» **Given instruction**
Pull out every line below containing the word "NCYUCC".

— begin Raw data —

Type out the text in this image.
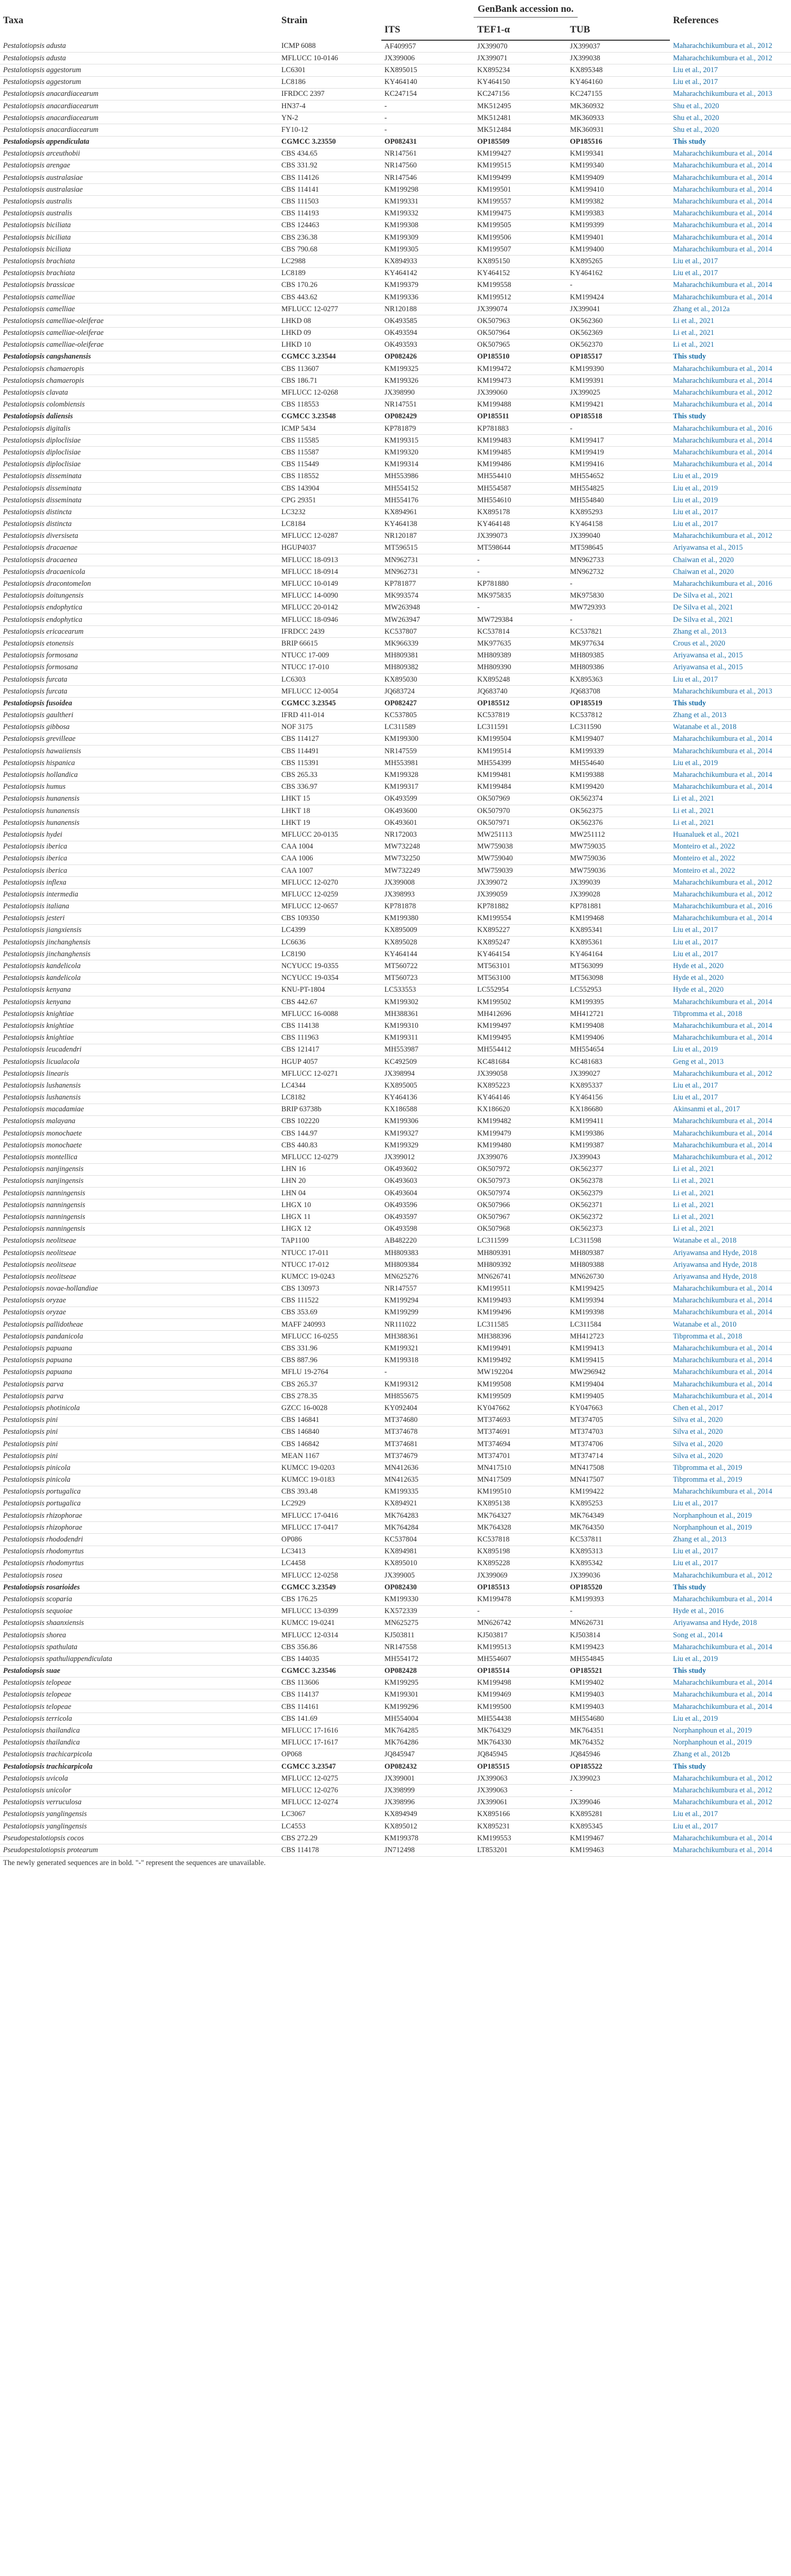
Taxa	Strain	GenBank accession no.			References
		ITS	TEF1-α	TUB	
Pestalotiopsis adusta	ICMP 6088	AF409957	JX399070	JX399037	Maharachchikumbura et al., 2012
Pestalotiopsis adusta	MFLUCC 10-0146	JX399006	JX399071	JX399038	Maharachchikumbura et al., 2012
Pestalotiopsis aggestorum	LC6301	KX895015	KX895234	KX895348	Liu et al., 2017
Pestalotiopsis aggestorum	LC8186	KY464140	KY464150	KY464160	Liu et al., 2017
Pestalotiopsis anacardiacearum	IFRDCC 2397	KC247154	KC247156	KC247155	Maharachchikumbura et al., 2013
Pestalotiopsis anacardiacearum	HN37-4	-	MK512495	MK360932	Shu et al., 2020
Pestalotiopsis anacardiacearum	YN-2	-	MK512481	MK360933	Shu et al., 2020
Pestalotiopsis anacardiacearum	FY10-12	-	MK512484	MK360931	Shu et al., 2020
Pestalotiopsis appendiculata	CGMCC 3.23550	OP082431	OP185509	OP185516	This study
Pestalotiopsis arceuthobii	CBS 434.65	NR147561	KM199427	KM199341	Maharachchikumbura et al., 2014
Pestalotiopsis arengae	CBS 331.92	NR147560	KM199515	KM199340	Maharachchikumbura et al., 2014
Pestalotiopsis australasiae	CBS 114126	NR147546	KM199499	KM199409	Maharachchikumbura et al., 2014
Pestalotiopsis australasiae	CBS 114141	KM199298	KM199501	KM199410	Maharachchikumbura et al., 2014
Pestalotiopsis australis	CBS 111503	KM199331	KM199557	KM199382	Maharachchikumbura et al., 2014
Pestalotiopsis australis	CBS 114193	KM199332	KM199475	KM199383	Maharachchikumbura et al., 2014
Pestalotiopsis biciliata	CBS 124463	KM199308	KM199505	KM199399	Maharachchikumbura et al., 2014
Pestalotiopsis biciliata	CBS 236.38	KM199309	KM199506	KM199401	Maharachchikumbura et al., 2014
Pestalotiopsis biciliata	CBS 790.68	KM199305	KM199507	KM199400	Maharachchikumbura et al., 2014
Pestalotiopsis brachiata	LC2988	KX894933	KX895150	KX895265	Liu et al., 2017
Pestalotiopsis brachiata	LC8189	KY464142	KY464152	KY464162	Liu et al., 2017
Pestalotiopsis brassicae	CBS 170.26	KM199379	KM199558	-	Maharachchikumbura et al., 2014
Pestalotiopsis camelliae	CBS 443.62	KM199336	KM199512	KM199424	Maharachchikumbura et al., 2014
Pestalotiopsis camelliae	MFLUCC 12-0277	NR120188	JX399074	JX399041	Zhang et al., 2012a
Pestalotiopsis camelliae-oleiferae	LHKD 08	OK493585	OK507963	OK562360	Li et al., 2021
Pestalotiopsis camelliae-oleiferae	LHKD 09	OK493594	OK507964	OK562369	Li et al., 2021
Pestalotiopsis camelliae-oleiferae	LHKD 10	OK493593	OK507965	OK562370	Li et al., 2021
Pestalotiopsis cangshanensis	CGMCC 3.23544	OP082426	OP185510	OP185517	This study
Pestalotiopsis chamaeropis	CBS 113607	KM199325	KM199472	KM199390	Maharachchikumbura et al., 2014
Pestalotiopsis chamaeropis	CBS 186.71	KM199326	KM199473	KM199391	Maharachchikumbura et al., 2014
Pestalotiopsis clavata	MFLUCC 12-0268	JX398990	JX399060	JX399025	Maharachchikumbura et al., 2012
Pestalotiopsis colombiensis	CBS 118553	NR147551	KM199488	KM199421	Maharachchikumbura et al., 2014
Pestalotiopsis daliensis	CGMCC 3.23548	OP082429	OP185511	OP185518	This study
Pestalotiopsis digitalis	ICMP 5434	KP781879	KP781883	-	Maharachchikumbura et al., 2016
Pestalotiopsis diploclisiae	CBS 115585	KM199315	KM199483	KM199417	Maharachchikumbura et al., 2014
Pestalotiopsis diploclisiae	CBS 115587	KM199320	KM199485	KM199419	Maharachchikumbura et al., 2014
Pestalotiopsis diploclisiae	CBS 115449	KM199314	KM199486	KM199416	Maharachchikumbura et al., 2014
Pestalotiopsis disseminata	CBS 118552	MH553986	MH554410	MH554652	Liu et al., 2019
Pestalotiopsis disseminata	CBS 143904	MH554152	MH554587	MH554825	Liu et al., 2019
Pestalotiopsis disseminata	CPG 29351	MH554176	MH554610	MH554840	Liu et al., 2019
Pestalotiopsis distincta	LC3232	KX894961	KX895178	KX895293	Liu et al., 2017
Pestalotiopsis distincta	LC8184	KY464138	KY464148	KY464158	Liu et al., 2017
Pestalotiopsis diversiseta	MFLUCC 12-0287	NR120187	JX399073	JX399040	Maharachchikumbura et al., 2012
Pestalotiopsis dracaenae	HGUP4037	MT596515	MT598644	MT598645	Ariyawansa et al., 2015
Pestalotiopsis dracaenea	MFLUCC 18-0913	MN962731	-	MN962733	Chaiwan et al., 2020
Pestalotiopsis dracaenicola	MFLUCC 18-0914	MN962731	-	MN962732	Chaiwan et al., 2020
Pestalotiopsis dracontomelon	MFLUCC 10-0149	KP781877	KP781880	-	Maharachchikumbura et al., 2016
Pestalotiopsis doitungensis	MFLUCC 14-0090	MK993574	MK975835	MK975830	De Silva et al., 2021
Pestalotiopsis endophytica	MFLUCC 20-0142	MW263948	-	MW729393	De Silva et al., 2021
Pestalotiopsis endophytica	MFLUCC 18-0946	MW263947	MW729384	-	De Silva et al., 2021
Pestalotiopsis ericacearum	IFRDCC 2439	KC537807	KC537814	KC537821	Zhang et al., 2013
Pestalotiopsis etonensis	BRIP 66615	MK966339	MK977635	MK977634	Crous et al., 2020
Pestalotiopsis formosana	NTUCC 17-009	MH809381	MH809389	MH809385	Ariyawansa et al., 2015
Pestalotiopsis formosana	NTUCC 17-010	MH809382	MH809390	MH809386	Ariyawansa et al., 2015
Pestalotiopsis furcata	LC6303	KX895030	KX895248	KX895363	Liu et al., 2017
Pestalotiopsis furcata	MFLUCC 12-0054	JQ683724	JQ683740	JQ683708	Maharachchikumbura et al., 2013
Pestalotiopsis fusoidea	CGMCC 3.23545	OP082427	OP185512	OP185519	This study
Pestalotiopsis gaultheri	IFRD 411-014	KC537805	KC537819	KC537812	Zhang et al., 2013
Pestalotiopsis gibbosa	NOF 3175	LC311589	LC311591	LC311590	Watanabe et al., 2018
Pestalotiopsis grevilleae	CBS 114127	KM199300	KM199504	KM199407	Maharachchikumbura et al., 2014
Pestalotiopsis hawaiiensis	CBS 114491	NR147559	KM199514	KM199339	Maharachchikumbura et al., 2014
Pestalotiopsis hispanica	CBS 115391	MH553981	MH554399	MH554640	Liu et al., 2019
Pestalotiopsis hollandica	CBS 265.33	KM199328	KM199481	KM199388	Maharachchikumbura et al., 2014
Pestalotiopsis humus	CBS 336.97	KM199317	KM199484	KM199420	Maharachchikumbura et al., 2014
Pestalotiopsis hunanensis	LHKT 15	OK493599	OK507969	OK562374	Li et al., 2021
Pestalotiopsis hunanensis	LHKT 18	OK493600	OK507970	OK562375	Li et al., 2021
Pestalotiopsis hunanensis	LHKT 19	OK493601	OK507971	OK562376	Li et al., 2021
Pestalotiopsis hydei	MFLUCC 20-0135	NR172003	MW251113	MW251112	Huanaluek et al., 2021
Pestalotiopsis iberica	CAA 1004	MW732248	MW759038	MW759035	Monteiro et al., 2022
Pestalotiopsis iberica	CAA 1006	MW732250	MW759040	MW759036	Monteiro et al., 2022
Pestalotiopsis iberica	CAA 1007	MW732249	MW759039	MW759036	Monteiro et al., 2022
Pestalotiopsis inflexa	MFLUCC 12-0270	JX399008	JX399072	JX399039	Maharachchikumbura et al., 2012
Pestalotiopsis intermedia	MFLUCC 12-0259	JX398993	JX399059	JX399028	Maharachchikumbura et al., 2012
Pestalotiopsis italiana	MFLUCC 12-0657	KP781878	KP781882	KP781881	Maharachchikumbura et al., 2016
Pestalotiopsis jesteri	CBS 109350	KM199380	KM199554	KM199468	Maharachchikumbura et al., 2014
Pestalotiopsis jiangxiensis	LC4399	KX895009	KX895227	KX895341	Liu et al., 2017
Pestalotiopsis jinchanghensis	LC6636	KX895028	KX895247	KX895361	Liu et al., 2017
Pestalotiopsis jinchanghensis	LC8190	KY464144	KY464154	KY464164	Liu et al., 2017
Pestalotiopsis kandelicola	NCYUCC 19-0355	MT560722	MT563101	MT563099	Hyde et al., 2020
Pestalotiopsis kandelicola	NCYUCC 19-0354	MT560723	MT563100	MT563098	Hyde et al., 2020
Pestalotiopsis kenyana	KNU-PT-1804	LC533553	LC552954	LC552953	Hyde et al., 2020
Pestalotiopsis kenyana	CBS 442.67	KM199302	KM199502	KM199395	Maharachchikumbura et al., 2014
Pestalotiopsis knightiae	MFLUCC 16-0088	MH388361	MH412696	MH412721	Tibpromma et al., 2018
Pestalotiopsis knightiae	CBS 114138	KM199310	KM199497	KM199408	Maharachchikumbura et al., 2014
Pestalotiopsis knightiae	CBS 111963	KM199311	KM199495	KM199406	Maharachchikumbura et al., 2014
Pestalotiopsis leucadendri	CBS 121417	MH553987	MH554412	MH554654	Liu et al., 2019
Pestalotiopsis licualacola	HGUP 4057	KC492509	KC481684	KC481683	Geng et al., 2013
Pestalotiopsis linearis	MFLUCC 12-0271	JX398994	JX399058	JX399027	Maharachchikumbura et al., 2012
Pestalotiopsis lushanensis	LC4344	KX895005	KX895223	KX895337	Liu et al., 2017
Pestalotiopsis lushanensis	LC8182	KY464136	KY464146	KY464156	Liu et al., 2017
Pestalotiopsis macadamiae	BRIP 63738b	KX186588	KX186620	KX186680	Akinsanmi et al., 2017
Pestalotiopsis malayana	CBS 102220	KM199306	KM199482	KM199411	Maharachchikumbura et al., 2014
Pestalotiopsis monochaete	CBS 144.97	KM199327	KM199479	KM199386	Maharachchikumbura et al., 2014
Pestalotiopsis monochaete	CBS 440.83	KM199329	KM199480	KM199387	Maharachchikumbura et al., 2014
Pestalotiopsis montellica	MFLUCC 12-0279	JX399012	JX399076	JX399043	Maharachchikumbura et al., 2012
Pestalotiopsis nanjingensis	LHN 16	OK493602	OK507972	OK562377	Li et al., 2021
Pestalotiopsis nanjingensis	LHN 20	OK493603	OK507973	OK562378	Li et al., 2021
Pestalotiopsis nanningensis	LHN 04	OK493604	OK507974	OK562379	Li et al., 2021
Pestalotiopsis nanningensis	LHGX 10	OK493596	OK507966	OK562371	Li et al., 2021
Pestalotiopsis nanningensis	LHGX 11	OK493597	OK507967	OK562372	Li et al., 2021
Pestalotiopsis nanningensis	LHGX 12	OK493598	OK507968	OK562373	Li et al., 2021
Pestalotiopsis neolitseae	TAP1100	AB482220	LC311599	LC311598	Watanabe et al., 2018
Pestalotiopsis neolitseae	NTUCC 17-011	MH809383	MH809391	MH809387	Ariyawansa and Hyde, 2018
Pestalotiopsis neolitseae	NTUCC 17-012	MH809384	MH809392	MH809388	Ariyawansa and Hyde, 2018
Pestalotiopsis neolitseae	KUMCC 19-0243	MN625276	MN626741	MN626730	Ariyawansa and Hyde, 2018
Pestalotiopsis novae-hollandiae	CBS 130973	NR147557	KM199511	KM199425	Maharachchikumbura et al., 2014
Pestalotiopsis oryzae	CBS 111522	KM199294	KM199493	KM199394	Maharachchikumbura et al., 2014
Pestalotiopsis oryzae	CBS 353.69	KM199299	KM199496	KM199398	Maharachchikumbura et al., 2014
Pestalotiopsis pallidotheae	MAFF 240993	NR111022	LC311585	LC311584	Watanabe et al., 2010
Pestalotiopsis pandanicola	MFLUCC 16-0255	MH388361	MH388396	MH412723	Tibpromma et al., 2018
Pestalotiopsis papuana	CBS 331.96	KM199321	KM199491	KM199413	Maharachchikumbura et al., 2014
Pestalotiopsis papuana	CBS 887.96	KM199318	KM199492	KM199415	Maharachchikumbura et al., 2014
Pestalotiopsis papuana	MFLU 19-2764	-	MW192204	MW296942	Maharachchikumbura et al., 2014
Pestalotiopsis parva	CBS 265.37	KM199312	KM199508	KM199404	Maharachchikumbura et al., 2014
Pestalotiopsis parva	CBS 278.35	MH855675	KM199509	KM199405	Maharachchikumbura et al., 2014
Pestalotiopsis photinicola	GZCC 16-0028	KY092404	KY047662	KY047663	Chen et al., 2017
Pestalotiopsis pini	CBS 146841	MT374680	MT374693	MT374705	Silva et al., 2020
Pestalotiopsis pini	CBS 146840	MT374678	MT374691	MT374703	Silva et al., 2020
Pestalotiopsis pini	CBS 146842	MT374681	MT374694	MT374706	Silva et al., 2020
Pestalotiopsis pini	MEAN 1167	MT374679	MT374701	MT374714	Silva et al., 2020
Pestalotiopsis pinicola	KUMCC 19-0203	MN412636	MN417510	MN417508	Tibpromma et al., 2019
Pestalotiopsis pinicola	KUMCC 19-0183	MN412635	MN417509	MN417507	Tibpromma et al., 2019
Pestalotiopsis portugalica	CBS 393.48	KM199335	KM199510	KM199422	Maharachchikumbura et al., 2014
Pestalotiopsis portugalica	LC2929	KX894921	KX895138	KX895253	Liu et al., 2017
Pestalotiopsis rhizophorae	MFLUCC 17-0416	MK764283	MK764327	MK764349	Norphanphoun et al., 2019
Pestalotiopsis rhizophorae	MFLUCC 17-0417	MK764284	MK764328	MK764350	Norphanphoun et al., 2019
Pestalotiopsis rhododendri	OP086	KC537804	KC537818	KC537811	Zhang et al., 2013
Pestalotiopsis rhodomyrtus	LC3413	KX894981	KX895198	KX895313	Liu et al., 2017
Pestalotiopsis rhodomyrtus	LC4458	KX895010	KX895228	KX895342	Liu et al., 2017
Pestalotiopsis rosea	MFLUCC 12-0258	JX399005	JX399069	JX399036	Maharachchikumbura et al., 2012
Pestalotiopsis rosarioides	CGMCC 3.23549	OP082430	OP185513	OP185520	This study
Pestalotiopsis scoparia	CBS 176.25	KM199330	KM199478	KM199393	Maharachchikumbura et al., 2014
Pestalotiopsis sequoiae	MFLUCC 13-0399	KX572339	-	-	Hyde et al., 2016
Pestalotiopsis shaanxiensis	KUMCC 19-0241	MN625275	MN626742	MN626731	Ariyawansa and Hyde, 2018
Pestalotiopsis shorea	MFLUCC 12-0314	KJ503811	KJ503817	KJ503814	Song et al., 2014
Pestalotiopsis spathulata	CBS 356.86	NR147558	KM199513	KM199423	Maharachchikumbura et al., 2014
Pestalotiopsis spathuliappendiculata	CBS 144035	MH554172	MH554607	MH554845	Liu et al., 2019
Pestalotiopsis suae	CGMCC 3.23546	OP082428	OP185514	OP185521	This study
Pestalotiopsis telopeae	CBS 113606	KM199295	KM199498	KM199402	Maharachchikumbura et al., 2014
Pestalotiopsis telopeae	CBS 114137	KM199301	KM199469	KM199403	Maharachchikumbura et al., 2014
Pestalotiopsis telopeae	CBS 114161	KM199296	KM199500	KM199403	Maharachchikumbura et al., 2014
Pestalotiopsis terricola	CBS 141.69	MH554004	MH554438	MH554680	Liu et al., 2019
Pestalotiopsis thailandica	MFLUCC 17-1616	MK764285	MK764329	MK764351	Norphanphoun et al., 2019
Pestalotiopsis thailandica	MFLUCC 17-1617	MK764286	MK764330	MK764352	Norphanphoun et al., 2019
Pestalotiopsis trachicarpicola	OP068	JQ845947	JQ845945	JQ845946	Zhang et al., 2012b
Pestalotiopsis trachicarpicola	CGMCC 3.23547	OP082432	OP185515	OP185522	This study
Pestalotiopsis uvicola	MFLUCC 12-0275	JX399001	JX399063	JX399023	Maharachchikumbura et al., 2012
Pestalotiopsis unicolor	MFLUCC 12-0276	JX398999	JX399063	-	Maharachchikumbura et al., 2012
Pestalotiopsis verruculosa	MFLUCC 12-0274	JX398996	JX399061	JX399046	Maharachchikumbura et al., 2012
Pestalotiopsis yanglingensis	LC3067	KX894949	KX895166	KX895281	Liu et al., 2017
Pestalotiopsis yanglingensis	LC4553	KX895012	KX895231	KX895345	Liu et al., 2017
Pseudopestalotiopsis cocos	CBS 272.29	KM199378	KM199553	KM199467	Maharachchikumbura et al., 2014
Pseudopestalotiopsis protearum	CBS 114178	JN712498	LT853201	KM199463	Maharachchikumbura et al., 2014
The newly generated sequences are in bold. "-" represent the sequences are unavailable.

— end Raw data —

» **Worked answer**
Pestalotiopsis kandelicola	NCYUCC 19-0355	MT560722	MT563101	MT563099	Hyde et al., 2020
Pestalotiopsis kandelicola	NCYUCC 19-0354	MT560723	MT563100	MT563098	Hyde et al., 2020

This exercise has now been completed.